• Short task: Scan the listing and work out how many lines contain the word "OANDA". Nothing but the number should be given.

::: Record list :::

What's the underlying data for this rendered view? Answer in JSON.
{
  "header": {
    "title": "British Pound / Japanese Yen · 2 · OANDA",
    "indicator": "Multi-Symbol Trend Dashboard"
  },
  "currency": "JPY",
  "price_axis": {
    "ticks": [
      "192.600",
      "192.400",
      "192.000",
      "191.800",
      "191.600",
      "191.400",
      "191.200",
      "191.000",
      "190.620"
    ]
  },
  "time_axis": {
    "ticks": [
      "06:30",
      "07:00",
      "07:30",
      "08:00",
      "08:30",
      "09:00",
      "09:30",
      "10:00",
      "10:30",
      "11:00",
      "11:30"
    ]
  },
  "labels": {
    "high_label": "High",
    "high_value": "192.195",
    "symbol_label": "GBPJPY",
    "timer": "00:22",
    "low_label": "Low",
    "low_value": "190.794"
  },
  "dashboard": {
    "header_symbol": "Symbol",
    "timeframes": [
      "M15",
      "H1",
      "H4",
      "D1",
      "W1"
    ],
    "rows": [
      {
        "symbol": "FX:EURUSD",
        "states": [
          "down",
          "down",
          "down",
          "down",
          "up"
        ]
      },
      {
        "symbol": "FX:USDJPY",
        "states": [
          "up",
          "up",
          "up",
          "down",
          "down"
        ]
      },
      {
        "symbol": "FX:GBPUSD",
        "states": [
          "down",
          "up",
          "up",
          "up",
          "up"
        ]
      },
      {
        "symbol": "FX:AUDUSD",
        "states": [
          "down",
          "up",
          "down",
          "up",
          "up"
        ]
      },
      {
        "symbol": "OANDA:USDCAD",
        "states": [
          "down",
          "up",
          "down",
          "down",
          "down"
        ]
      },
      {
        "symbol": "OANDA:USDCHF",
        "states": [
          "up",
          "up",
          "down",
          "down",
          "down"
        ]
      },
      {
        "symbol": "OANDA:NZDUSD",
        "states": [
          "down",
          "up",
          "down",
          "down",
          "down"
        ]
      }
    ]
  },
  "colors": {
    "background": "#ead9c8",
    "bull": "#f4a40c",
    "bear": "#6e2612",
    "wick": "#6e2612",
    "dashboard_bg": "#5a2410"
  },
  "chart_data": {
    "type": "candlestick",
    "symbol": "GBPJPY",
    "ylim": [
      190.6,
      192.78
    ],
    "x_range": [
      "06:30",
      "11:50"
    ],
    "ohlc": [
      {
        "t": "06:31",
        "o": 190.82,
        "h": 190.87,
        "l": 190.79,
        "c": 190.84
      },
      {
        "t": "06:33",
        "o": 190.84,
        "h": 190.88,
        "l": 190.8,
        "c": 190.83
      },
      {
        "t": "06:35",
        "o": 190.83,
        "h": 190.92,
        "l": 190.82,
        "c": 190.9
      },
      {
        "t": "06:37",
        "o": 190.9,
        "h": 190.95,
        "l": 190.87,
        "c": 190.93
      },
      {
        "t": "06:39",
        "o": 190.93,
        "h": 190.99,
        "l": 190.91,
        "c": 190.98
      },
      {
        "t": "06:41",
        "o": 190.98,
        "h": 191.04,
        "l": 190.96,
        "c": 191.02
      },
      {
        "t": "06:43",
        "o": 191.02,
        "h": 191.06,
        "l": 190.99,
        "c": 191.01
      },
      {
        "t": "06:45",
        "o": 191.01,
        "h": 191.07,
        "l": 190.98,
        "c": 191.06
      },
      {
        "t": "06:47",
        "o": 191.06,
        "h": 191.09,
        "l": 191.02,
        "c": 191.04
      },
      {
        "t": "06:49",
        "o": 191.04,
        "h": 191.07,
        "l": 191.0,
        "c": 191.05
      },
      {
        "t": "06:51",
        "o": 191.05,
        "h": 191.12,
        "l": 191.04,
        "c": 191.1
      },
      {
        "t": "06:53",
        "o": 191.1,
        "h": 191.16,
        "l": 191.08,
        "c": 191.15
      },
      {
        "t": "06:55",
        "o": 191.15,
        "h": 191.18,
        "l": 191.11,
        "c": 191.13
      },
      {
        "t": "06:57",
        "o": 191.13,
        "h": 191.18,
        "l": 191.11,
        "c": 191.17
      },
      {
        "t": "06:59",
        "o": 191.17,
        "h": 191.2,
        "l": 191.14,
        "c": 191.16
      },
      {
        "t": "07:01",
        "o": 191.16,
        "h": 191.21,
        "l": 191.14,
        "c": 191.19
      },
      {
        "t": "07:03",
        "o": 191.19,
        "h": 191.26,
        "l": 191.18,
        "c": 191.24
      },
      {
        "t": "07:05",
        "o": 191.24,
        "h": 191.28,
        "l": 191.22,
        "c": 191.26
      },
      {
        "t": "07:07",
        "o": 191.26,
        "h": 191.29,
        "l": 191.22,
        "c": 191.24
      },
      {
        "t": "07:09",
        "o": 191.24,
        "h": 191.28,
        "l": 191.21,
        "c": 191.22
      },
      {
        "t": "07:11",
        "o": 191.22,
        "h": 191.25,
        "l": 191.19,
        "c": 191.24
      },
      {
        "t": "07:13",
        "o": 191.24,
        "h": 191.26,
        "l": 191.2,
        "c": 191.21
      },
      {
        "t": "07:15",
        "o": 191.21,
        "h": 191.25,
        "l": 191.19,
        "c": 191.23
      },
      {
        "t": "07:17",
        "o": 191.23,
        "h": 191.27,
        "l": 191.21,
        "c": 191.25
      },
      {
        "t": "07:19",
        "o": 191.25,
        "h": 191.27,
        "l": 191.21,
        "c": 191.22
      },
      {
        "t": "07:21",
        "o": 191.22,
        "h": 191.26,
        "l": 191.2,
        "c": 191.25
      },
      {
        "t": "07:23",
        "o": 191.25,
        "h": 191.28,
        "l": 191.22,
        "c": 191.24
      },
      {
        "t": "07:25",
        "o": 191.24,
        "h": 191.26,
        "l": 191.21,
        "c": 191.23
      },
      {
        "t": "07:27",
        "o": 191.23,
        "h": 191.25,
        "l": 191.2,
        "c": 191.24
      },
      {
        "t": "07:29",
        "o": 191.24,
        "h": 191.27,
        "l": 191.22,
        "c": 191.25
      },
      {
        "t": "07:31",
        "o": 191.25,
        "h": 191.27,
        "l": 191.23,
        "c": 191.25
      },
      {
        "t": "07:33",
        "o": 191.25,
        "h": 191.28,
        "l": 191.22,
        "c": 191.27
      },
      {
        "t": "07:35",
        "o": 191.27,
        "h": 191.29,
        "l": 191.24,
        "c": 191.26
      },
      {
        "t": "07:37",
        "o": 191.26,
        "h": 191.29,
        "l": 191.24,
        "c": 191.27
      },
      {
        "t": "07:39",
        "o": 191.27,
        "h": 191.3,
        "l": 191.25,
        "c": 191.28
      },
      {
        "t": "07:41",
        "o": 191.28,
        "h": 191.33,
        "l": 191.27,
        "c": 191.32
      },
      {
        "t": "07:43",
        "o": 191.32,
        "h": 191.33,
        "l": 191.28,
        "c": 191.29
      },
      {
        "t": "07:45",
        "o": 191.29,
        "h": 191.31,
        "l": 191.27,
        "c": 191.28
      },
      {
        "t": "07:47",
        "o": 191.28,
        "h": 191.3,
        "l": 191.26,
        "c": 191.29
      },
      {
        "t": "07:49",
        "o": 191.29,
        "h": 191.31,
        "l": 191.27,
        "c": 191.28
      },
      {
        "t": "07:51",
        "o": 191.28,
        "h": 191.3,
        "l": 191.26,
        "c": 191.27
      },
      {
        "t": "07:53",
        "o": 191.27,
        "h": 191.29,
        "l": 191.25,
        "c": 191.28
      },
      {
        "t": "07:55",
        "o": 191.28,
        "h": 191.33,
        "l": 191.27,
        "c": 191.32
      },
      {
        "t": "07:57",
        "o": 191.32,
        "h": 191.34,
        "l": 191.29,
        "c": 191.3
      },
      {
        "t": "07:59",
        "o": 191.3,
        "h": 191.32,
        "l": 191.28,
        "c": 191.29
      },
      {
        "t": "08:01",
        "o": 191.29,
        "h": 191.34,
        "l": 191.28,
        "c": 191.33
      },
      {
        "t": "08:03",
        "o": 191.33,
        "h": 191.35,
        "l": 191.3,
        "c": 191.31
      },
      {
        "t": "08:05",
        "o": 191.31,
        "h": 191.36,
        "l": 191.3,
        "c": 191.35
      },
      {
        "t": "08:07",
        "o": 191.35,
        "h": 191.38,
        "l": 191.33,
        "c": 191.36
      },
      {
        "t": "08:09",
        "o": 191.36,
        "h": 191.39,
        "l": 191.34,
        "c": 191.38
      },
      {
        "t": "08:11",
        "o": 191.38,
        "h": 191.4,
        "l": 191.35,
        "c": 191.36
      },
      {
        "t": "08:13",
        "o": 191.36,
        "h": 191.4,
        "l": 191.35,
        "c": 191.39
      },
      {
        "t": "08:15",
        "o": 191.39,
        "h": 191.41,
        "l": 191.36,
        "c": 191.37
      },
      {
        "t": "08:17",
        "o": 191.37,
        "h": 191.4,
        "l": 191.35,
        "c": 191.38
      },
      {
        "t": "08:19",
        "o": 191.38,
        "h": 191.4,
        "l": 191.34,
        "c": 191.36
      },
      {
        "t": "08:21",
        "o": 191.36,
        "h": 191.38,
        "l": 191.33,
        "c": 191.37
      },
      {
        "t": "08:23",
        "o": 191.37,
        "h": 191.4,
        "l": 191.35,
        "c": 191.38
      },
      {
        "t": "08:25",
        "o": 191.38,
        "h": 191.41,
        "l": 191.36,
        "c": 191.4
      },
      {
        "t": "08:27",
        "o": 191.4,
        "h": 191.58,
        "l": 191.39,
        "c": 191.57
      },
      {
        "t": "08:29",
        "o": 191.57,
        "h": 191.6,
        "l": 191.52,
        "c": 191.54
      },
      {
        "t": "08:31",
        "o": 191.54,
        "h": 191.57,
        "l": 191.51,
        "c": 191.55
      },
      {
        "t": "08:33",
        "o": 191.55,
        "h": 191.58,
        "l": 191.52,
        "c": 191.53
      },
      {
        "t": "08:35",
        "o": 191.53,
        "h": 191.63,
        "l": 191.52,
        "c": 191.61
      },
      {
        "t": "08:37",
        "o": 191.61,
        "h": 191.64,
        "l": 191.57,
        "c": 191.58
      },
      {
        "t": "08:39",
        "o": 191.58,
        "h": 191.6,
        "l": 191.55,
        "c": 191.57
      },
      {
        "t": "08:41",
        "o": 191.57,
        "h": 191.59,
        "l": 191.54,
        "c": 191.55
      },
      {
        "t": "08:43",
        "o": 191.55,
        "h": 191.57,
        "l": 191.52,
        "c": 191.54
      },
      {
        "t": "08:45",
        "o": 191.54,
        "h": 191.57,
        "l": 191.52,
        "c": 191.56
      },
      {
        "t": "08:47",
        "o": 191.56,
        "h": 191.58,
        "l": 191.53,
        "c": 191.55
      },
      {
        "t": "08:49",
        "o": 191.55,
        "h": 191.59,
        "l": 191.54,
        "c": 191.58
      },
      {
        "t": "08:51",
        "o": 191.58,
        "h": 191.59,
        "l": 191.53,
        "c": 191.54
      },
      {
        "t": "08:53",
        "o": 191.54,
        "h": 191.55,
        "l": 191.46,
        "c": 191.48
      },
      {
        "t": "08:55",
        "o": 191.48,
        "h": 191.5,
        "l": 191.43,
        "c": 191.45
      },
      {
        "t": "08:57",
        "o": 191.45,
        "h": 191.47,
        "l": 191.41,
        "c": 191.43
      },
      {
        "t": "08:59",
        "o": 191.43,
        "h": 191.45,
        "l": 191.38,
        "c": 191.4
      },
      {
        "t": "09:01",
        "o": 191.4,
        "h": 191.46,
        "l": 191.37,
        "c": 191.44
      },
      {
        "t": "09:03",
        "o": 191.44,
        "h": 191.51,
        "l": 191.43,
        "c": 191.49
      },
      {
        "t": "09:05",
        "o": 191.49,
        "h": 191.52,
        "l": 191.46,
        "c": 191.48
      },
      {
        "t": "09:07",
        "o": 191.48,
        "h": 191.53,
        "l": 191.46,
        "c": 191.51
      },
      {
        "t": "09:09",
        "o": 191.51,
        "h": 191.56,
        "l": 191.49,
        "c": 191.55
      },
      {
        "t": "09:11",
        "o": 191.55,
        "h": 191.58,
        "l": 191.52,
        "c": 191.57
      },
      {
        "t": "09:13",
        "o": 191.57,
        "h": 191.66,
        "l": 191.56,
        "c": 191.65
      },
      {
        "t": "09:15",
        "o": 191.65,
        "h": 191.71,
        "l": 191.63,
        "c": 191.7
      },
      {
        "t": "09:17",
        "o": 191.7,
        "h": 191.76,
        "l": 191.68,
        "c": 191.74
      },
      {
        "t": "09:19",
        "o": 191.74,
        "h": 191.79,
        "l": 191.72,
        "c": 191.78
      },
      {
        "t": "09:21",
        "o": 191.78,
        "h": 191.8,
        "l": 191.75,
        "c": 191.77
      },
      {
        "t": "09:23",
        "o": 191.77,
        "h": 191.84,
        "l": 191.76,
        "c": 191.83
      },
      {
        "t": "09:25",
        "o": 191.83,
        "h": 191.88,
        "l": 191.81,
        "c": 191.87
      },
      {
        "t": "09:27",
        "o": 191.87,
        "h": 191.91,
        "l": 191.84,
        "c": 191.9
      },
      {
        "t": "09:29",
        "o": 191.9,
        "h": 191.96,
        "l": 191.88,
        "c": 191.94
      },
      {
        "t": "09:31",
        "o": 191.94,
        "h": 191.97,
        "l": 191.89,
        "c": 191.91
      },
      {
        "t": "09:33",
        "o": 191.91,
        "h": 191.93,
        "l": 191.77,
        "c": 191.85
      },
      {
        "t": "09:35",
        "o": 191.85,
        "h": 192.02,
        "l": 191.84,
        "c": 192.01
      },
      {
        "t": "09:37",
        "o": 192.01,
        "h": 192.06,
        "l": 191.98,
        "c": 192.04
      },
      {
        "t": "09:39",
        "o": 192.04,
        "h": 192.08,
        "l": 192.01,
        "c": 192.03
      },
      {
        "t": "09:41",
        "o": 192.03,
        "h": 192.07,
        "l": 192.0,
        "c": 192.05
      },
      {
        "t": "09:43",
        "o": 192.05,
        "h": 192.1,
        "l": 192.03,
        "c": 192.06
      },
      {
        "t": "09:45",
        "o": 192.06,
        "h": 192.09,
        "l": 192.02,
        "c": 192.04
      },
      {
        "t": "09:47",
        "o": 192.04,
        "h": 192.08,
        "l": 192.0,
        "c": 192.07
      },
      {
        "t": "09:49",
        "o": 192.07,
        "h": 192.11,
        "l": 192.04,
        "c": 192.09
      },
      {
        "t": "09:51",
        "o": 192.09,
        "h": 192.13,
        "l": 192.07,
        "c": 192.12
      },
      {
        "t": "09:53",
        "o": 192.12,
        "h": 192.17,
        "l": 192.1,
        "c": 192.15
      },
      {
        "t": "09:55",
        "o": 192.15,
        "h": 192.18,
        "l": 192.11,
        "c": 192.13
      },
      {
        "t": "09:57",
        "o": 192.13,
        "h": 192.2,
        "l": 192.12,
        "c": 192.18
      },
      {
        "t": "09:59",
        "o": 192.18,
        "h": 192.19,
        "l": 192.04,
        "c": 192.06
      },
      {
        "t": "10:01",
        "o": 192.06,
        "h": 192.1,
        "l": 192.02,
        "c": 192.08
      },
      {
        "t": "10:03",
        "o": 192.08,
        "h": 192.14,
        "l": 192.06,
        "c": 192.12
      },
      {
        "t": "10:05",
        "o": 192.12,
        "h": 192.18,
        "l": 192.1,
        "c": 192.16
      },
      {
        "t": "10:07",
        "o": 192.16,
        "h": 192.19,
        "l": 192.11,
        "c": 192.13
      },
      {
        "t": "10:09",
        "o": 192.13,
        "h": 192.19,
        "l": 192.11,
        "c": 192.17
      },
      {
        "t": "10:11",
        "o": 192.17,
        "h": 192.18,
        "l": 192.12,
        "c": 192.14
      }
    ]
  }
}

:::

• Response to the exercise: 4